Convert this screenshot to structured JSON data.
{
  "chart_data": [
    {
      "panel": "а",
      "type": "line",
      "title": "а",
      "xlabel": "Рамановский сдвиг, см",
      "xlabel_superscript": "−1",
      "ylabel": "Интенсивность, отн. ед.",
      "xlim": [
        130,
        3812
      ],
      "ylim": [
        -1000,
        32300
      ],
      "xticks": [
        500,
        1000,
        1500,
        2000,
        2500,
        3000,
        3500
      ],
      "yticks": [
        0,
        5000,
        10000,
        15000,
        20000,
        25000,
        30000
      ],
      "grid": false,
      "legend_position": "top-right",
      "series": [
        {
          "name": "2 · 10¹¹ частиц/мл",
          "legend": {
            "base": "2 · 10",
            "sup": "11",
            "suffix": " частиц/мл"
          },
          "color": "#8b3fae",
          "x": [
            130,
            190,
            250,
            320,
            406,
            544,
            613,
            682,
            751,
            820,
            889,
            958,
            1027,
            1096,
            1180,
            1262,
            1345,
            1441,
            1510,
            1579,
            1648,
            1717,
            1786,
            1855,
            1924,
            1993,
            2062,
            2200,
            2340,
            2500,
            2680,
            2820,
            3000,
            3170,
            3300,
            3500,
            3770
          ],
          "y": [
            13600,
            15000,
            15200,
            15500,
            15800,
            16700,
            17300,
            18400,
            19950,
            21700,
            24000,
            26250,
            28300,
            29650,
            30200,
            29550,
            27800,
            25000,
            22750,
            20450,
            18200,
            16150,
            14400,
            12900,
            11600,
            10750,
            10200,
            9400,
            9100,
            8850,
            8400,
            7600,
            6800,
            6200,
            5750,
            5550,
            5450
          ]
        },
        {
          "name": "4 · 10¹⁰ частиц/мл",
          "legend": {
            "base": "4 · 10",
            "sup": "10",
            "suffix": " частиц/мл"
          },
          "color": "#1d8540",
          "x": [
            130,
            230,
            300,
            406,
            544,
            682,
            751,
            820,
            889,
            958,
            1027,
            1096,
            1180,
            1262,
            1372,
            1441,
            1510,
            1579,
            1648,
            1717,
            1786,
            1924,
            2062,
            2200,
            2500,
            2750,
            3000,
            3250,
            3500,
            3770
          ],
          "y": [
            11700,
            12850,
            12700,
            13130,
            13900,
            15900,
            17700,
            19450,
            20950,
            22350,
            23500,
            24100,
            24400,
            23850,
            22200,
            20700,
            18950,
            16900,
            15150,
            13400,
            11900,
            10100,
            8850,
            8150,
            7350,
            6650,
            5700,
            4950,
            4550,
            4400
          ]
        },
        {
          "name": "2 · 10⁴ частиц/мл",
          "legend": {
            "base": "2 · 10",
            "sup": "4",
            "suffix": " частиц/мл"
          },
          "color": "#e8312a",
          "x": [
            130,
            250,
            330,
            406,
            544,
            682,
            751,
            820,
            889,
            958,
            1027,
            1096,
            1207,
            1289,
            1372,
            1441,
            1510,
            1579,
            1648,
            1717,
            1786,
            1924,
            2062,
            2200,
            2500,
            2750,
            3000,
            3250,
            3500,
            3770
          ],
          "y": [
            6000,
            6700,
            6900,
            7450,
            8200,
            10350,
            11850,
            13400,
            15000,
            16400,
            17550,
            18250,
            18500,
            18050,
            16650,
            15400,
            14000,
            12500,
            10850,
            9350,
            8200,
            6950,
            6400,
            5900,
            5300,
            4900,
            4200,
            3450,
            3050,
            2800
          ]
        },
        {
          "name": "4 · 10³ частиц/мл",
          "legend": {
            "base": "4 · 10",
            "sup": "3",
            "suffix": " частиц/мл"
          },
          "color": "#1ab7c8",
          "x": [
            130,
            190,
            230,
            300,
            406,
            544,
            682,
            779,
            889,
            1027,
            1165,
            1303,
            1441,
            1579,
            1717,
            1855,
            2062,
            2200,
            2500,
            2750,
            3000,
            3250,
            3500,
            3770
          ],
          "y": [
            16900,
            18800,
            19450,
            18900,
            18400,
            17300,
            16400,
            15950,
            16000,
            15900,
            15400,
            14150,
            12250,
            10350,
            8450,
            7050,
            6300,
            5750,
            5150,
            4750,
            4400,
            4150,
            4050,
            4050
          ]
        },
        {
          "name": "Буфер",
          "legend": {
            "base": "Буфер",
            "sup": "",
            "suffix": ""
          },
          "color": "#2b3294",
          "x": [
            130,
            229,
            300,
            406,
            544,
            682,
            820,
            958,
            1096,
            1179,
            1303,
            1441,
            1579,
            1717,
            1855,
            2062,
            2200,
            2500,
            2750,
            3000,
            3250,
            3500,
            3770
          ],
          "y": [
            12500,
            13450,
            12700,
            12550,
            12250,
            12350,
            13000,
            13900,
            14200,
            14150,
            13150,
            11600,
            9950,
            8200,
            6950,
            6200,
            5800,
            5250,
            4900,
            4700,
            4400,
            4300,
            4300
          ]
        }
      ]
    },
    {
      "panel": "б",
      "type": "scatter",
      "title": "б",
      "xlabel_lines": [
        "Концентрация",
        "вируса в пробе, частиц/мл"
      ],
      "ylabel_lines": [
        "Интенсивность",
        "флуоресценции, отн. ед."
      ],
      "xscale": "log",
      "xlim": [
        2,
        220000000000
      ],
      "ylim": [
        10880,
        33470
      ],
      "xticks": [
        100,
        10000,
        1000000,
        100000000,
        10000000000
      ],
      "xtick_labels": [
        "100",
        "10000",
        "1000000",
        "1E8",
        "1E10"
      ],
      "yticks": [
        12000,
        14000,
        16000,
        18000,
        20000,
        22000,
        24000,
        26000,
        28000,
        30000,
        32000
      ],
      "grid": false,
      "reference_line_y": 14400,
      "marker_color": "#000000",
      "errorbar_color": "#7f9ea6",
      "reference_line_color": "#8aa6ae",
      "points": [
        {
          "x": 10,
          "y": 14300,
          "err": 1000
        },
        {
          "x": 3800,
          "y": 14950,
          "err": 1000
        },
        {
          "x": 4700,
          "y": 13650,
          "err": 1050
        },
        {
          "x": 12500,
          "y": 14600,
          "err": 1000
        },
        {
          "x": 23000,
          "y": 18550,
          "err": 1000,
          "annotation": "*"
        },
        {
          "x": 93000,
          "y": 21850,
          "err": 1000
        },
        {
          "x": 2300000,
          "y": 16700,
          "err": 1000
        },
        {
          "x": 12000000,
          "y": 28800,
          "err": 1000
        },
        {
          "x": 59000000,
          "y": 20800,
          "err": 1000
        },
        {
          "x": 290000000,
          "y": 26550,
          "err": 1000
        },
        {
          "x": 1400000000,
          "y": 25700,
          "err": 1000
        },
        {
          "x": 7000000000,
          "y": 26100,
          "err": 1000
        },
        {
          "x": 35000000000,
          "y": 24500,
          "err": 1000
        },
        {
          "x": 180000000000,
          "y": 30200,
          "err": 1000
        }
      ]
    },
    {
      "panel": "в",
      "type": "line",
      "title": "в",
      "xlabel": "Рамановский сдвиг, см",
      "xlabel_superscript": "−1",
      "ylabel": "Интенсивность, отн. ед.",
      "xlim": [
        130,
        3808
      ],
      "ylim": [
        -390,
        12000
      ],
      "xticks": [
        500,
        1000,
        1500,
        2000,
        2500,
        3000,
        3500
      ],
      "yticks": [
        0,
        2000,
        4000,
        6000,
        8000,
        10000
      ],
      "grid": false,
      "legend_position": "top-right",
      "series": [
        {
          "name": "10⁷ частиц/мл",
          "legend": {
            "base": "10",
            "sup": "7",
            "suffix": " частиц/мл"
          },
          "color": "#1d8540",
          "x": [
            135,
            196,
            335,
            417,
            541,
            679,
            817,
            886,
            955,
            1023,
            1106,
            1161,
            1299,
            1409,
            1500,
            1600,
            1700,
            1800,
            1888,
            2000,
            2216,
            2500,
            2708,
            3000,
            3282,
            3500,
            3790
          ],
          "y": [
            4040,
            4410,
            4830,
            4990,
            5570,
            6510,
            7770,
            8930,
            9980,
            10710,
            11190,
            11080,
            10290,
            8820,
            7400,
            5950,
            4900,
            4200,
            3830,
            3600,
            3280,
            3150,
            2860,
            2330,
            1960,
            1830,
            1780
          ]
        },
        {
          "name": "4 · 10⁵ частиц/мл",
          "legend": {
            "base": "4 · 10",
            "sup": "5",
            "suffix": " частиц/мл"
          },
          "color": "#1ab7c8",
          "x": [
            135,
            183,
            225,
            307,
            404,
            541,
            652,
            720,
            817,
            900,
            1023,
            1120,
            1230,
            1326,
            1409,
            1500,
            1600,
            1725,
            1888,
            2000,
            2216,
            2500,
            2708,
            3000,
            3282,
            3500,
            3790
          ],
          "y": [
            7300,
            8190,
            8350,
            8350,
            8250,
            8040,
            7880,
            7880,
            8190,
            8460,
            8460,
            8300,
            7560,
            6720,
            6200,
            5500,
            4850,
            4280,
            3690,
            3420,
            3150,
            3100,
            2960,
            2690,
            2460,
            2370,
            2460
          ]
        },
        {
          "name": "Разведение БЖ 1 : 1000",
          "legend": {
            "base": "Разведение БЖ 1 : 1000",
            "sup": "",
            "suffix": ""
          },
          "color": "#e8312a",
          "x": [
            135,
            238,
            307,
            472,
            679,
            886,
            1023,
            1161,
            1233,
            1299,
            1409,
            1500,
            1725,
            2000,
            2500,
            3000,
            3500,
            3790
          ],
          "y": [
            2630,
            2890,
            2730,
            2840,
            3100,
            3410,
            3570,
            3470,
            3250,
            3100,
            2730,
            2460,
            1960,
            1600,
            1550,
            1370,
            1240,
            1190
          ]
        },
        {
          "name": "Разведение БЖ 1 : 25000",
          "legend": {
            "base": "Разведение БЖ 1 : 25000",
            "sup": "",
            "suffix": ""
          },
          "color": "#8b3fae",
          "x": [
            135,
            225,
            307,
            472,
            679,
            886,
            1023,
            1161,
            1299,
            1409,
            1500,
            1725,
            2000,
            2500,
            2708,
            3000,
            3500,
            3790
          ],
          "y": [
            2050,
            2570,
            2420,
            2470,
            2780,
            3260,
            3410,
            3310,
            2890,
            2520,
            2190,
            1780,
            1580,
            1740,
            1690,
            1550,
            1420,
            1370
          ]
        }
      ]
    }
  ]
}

Aim of the task
Where a line holds "Разведение", copy it out.

Reply to the task
          "name": "Разведение БЖ 1 : 1000",
            "base": "Разведение БЖ 1 : 1000",
          "name": "Разведение БЖ 1 : 25000",
            "base": "Разведение БЖ 1 : 25000",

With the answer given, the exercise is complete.